Task:
In the data below, find each line containing the string "norm" and return it.

Extracted entries:
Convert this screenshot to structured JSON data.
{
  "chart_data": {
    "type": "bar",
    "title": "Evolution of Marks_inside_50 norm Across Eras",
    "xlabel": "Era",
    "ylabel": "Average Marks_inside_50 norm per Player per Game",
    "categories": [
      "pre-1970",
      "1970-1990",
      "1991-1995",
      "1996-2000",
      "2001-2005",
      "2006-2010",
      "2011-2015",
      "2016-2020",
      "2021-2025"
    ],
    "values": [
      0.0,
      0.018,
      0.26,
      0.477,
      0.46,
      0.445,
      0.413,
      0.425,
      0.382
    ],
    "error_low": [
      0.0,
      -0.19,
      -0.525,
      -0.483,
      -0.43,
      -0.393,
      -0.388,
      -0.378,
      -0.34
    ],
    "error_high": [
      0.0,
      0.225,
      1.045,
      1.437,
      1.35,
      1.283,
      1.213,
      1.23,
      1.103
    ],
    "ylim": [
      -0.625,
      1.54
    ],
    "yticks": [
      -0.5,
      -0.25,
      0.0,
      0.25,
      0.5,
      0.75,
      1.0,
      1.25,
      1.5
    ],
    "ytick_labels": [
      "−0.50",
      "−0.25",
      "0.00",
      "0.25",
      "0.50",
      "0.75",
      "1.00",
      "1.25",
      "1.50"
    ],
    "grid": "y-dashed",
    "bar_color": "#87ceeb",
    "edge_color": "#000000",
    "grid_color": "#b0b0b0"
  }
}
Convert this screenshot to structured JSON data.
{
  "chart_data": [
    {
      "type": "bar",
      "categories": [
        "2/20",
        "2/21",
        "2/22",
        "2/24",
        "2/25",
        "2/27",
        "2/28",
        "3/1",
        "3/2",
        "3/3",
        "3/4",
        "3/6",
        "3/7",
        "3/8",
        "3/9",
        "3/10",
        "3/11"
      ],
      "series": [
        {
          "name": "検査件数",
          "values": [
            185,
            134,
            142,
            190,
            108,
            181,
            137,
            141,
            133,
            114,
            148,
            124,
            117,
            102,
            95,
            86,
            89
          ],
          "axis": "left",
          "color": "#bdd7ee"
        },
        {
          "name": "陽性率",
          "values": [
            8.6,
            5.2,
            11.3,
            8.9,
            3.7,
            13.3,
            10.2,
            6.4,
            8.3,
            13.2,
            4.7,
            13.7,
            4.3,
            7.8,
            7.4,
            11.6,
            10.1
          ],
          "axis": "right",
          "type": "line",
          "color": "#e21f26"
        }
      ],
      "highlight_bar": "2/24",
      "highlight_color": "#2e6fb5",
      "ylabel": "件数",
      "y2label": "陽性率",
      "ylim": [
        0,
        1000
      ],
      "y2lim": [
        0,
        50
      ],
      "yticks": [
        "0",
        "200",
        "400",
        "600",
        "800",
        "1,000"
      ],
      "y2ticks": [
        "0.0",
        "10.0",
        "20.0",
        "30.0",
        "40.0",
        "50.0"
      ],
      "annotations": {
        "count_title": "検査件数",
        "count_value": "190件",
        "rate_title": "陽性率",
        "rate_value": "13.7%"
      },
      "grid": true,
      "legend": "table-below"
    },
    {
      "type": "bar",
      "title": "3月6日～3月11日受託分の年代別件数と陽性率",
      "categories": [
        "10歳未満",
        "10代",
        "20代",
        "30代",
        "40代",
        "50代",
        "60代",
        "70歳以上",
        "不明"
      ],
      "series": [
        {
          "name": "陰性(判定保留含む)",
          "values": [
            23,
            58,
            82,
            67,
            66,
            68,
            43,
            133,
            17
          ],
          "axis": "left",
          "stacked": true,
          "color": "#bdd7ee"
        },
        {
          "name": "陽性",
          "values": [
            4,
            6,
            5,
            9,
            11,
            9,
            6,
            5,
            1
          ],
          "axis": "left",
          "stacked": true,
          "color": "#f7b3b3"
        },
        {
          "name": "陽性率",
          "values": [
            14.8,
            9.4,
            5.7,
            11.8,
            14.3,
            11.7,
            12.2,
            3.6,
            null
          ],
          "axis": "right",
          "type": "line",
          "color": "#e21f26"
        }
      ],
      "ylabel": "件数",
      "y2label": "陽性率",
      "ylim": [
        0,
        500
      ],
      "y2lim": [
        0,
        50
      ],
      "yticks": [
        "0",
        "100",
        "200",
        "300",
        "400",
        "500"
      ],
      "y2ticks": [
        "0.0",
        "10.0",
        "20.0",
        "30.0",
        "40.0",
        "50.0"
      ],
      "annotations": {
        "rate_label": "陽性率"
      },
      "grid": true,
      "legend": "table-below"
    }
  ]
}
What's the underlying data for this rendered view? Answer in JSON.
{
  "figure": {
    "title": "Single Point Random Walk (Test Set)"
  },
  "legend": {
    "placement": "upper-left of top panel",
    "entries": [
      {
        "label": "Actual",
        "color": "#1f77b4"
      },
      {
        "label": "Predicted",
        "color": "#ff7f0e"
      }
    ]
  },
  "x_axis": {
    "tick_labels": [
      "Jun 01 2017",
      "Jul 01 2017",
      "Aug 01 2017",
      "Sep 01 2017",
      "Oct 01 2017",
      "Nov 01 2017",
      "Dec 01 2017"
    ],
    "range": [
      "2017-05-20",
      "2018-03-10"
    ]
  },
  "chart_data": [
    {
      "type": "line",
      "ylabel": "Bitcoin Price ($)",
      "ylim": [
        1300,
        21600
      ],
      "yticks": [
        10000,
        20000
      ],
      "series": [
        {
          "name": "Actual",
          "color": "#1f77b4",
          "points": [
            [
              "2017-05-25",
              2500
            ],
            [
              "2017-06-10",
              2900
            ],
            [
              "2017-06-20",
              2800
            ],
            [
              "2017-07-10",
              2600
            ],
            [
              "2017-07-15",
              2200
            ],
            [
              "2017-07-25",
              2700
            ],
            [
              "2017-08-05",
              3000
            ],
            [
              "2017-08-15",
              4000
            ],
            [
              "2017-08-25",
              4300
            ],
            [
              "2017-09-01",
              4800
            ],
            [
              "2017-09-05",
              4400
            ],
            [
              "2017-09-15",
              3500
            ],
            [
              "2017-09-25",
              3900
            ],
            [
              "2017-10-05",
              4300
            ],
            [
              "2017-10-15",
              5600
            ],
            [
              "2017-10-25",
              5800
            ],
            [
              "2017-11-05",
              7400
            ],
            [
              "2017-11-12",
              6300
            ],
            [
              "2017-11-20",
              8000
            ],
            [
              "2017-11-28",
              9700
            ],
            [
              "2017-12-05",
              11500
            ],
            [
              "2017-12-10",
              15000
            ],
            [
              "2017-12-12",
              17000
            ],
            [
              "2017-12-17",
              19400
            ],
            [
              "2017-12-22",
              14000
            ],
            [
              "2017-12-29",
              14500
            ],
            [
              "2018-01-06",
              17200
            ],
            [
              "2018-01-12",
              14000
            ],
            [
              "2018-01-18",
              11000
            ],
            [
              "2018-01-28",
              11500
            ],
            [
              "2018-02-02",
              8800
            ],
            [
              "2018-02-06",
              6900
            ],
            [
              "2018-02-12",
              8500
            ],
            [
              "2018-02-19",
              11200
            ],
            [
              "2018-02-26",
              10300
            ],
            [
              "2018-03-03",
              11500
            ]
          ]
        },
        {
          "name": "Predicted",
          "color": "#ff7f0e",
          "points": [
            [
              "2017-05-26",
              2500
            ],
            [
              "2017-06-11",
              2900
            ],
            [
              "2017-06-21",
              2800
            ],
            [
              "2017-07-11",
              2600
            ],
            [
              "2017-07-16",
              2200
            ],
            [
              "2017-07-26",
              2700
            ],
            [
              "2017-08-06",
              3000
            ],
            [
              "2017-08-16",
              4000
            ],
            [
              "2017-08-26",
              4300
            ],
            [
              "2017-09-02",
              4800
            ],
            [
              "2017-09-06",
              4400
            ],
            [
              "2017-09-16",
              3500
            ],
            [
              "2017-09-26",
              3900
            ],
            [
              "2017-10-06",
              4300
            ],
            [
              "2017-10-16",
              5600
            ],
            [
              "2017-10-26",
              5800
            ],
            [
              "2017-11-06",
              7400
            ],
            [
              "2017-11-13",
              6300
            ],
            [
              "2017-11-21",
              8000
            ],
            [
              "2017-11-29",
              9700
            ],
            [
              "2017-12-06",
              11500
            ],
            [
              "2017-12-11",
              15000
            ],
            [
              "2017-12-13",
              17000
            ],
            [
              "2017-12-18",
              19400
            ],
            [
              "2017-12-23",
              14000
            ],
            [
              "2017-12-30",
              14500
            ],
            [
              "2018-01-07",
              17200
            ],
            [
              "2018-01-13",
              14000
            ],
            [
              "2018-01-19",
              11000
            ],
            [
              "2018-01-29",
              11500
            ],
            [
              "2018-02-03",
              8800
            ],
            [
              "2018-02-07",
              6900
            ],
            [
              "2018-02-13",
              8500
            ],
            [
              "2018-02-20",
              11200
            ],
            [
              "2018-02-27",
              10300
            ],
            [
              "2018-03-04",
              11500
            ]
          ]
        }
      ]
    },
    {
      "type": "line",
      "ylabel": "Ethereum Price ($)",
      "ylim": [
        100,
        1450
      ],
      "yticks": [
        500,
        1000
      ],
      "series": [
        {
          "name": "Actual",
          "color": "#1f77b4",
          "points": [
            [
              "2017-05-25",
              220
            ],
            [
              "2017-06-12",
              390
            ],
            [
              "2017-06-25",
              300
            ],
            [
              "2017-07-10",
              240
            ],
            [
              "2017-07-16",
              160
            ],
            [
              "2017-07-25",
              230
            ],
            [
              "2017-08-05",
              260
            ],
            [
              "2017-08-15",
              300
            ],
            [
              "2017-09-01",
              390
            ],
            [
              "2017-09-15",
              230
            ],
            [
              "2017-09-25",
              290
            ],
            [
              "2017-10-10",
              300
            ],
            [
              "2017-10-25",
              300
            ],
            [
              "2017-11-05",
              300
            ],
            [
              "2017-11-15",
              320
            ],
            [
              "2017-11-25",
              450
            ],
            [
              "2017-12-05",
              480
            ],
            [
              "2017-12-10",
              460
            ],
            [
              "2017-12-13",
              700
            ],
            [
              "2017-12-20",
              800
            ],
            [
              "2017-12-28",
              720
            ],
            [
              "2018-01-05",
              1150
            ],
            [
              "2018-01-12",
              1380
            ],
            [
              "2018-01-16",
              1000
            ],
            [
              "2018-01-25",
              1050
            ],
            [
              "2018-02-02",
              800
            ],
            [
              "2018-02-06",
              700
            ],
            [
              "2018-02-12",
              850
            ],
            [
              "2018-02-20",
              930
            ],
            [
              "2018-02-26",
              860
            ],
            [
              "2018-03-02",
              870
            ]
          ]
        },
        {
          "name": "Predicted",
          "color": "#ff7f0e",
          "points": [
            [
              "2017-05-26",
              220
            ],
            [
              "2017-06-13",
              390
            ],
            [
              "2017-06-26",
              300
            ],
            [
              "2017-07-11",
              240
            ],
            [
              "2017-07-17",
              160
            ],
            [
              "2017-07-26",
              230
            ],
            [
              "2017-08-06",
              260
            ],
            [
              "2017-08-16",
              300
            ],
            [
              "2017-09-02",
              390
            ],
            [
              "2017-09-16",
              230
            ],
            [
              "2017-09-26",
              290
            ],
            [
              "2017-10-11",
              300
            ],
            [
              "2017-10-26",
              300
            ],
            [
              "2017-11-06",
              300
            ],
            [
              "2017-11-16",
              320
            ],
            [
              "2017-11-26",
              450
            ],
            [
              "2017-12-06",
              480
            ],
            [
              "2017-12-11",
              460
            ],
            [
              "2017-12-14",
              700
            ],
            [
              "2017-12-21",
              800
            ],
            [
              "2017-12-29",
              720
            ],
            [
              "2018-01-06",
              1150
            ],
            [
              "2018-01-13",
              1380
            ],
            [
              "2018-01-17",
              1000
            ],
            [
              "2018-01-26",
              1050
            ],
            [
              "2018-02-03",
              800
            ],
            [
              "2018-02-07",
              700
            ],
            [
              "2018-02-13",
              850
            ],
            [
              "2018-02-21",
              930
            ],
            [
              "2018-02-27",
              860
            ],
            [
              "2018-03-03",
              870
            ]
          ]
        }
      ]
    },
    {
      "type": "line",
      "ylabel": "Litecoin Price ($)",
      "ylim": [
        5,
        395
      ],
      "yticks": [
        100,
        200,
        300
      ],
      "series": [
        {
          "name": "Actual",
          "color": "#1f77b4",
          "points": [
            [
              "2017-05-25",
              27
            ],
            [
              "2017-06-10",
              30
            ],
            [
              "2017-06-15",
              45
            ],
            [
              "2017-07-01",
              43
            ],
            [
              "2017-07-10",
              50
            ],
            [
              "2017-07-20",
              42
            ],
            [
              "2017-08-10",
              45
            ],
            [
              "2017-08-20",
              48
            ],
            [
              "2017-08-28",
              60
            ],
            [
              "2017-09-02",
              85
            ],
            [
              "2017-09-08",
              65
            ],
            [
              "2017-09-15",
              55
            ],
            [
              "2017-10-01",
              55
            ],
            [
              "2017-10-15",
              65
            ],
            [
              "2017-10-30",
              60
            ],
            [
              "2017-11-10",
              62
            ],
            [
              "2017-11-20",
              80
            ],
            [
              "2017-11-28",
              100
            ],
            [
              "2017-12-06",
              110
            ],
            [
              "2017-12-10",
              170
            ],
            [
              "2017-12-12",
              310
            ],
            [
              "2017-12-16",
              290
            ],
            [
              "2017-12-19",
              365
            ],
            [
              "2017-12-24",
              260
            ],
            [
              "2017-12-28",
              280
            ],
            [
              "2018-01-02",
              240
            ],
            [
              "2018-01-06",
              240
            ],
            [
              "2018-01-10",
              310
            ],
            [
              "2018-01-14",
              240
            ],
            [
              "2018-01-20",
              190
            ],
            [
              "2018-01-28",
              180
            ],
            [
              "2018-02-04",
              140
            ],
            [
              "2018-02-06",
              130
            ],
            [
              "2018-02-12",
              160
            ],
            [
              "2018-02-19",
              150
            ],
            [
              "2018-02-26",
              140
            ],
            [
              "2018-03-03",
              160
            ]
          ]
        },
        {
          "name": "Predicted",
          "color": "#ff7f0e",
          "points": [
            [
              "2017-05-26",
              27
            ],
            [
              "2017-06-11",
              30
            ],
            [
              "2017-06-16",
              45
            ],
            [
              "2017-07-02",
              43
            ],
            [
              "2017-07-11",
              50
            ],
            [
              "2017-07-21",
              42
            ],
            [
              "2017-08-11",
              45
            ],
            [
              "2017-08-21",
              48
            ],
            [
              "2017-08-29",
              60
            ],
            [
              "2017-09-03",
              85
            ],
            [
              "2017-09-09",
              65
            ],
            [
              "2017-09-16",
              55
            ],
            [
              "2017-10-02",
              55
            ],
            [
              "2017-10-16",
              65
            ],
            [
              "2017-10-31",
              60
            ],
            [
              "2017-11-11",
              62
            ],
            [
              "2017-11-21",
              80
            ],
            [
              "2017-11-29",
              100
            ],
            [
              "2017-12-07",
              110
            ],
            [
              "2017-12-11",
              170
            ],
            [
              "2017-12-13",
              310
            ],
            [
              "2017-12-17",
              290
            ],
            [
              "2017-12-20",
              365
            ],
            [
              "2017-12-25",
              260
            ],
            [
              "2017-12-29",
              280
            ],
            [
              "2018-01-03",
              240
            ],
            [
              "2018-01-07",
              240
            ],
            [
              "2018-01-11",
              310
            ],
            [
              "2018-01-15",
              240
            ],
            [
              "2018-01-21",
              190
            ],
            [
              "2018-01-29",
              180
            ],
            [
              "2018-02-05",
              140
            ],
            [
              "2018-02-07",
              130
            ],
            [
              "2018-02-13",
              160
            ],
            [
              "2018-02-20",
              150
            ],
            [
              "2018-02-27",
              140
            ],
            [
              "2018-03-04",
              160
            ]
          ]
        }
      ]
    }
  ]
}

Expected output:
    "title": "Evolution of Marks_inside_50 norm Across Eras",
    "ylabel": "Average Marks_inside_50 norm per Player per Game",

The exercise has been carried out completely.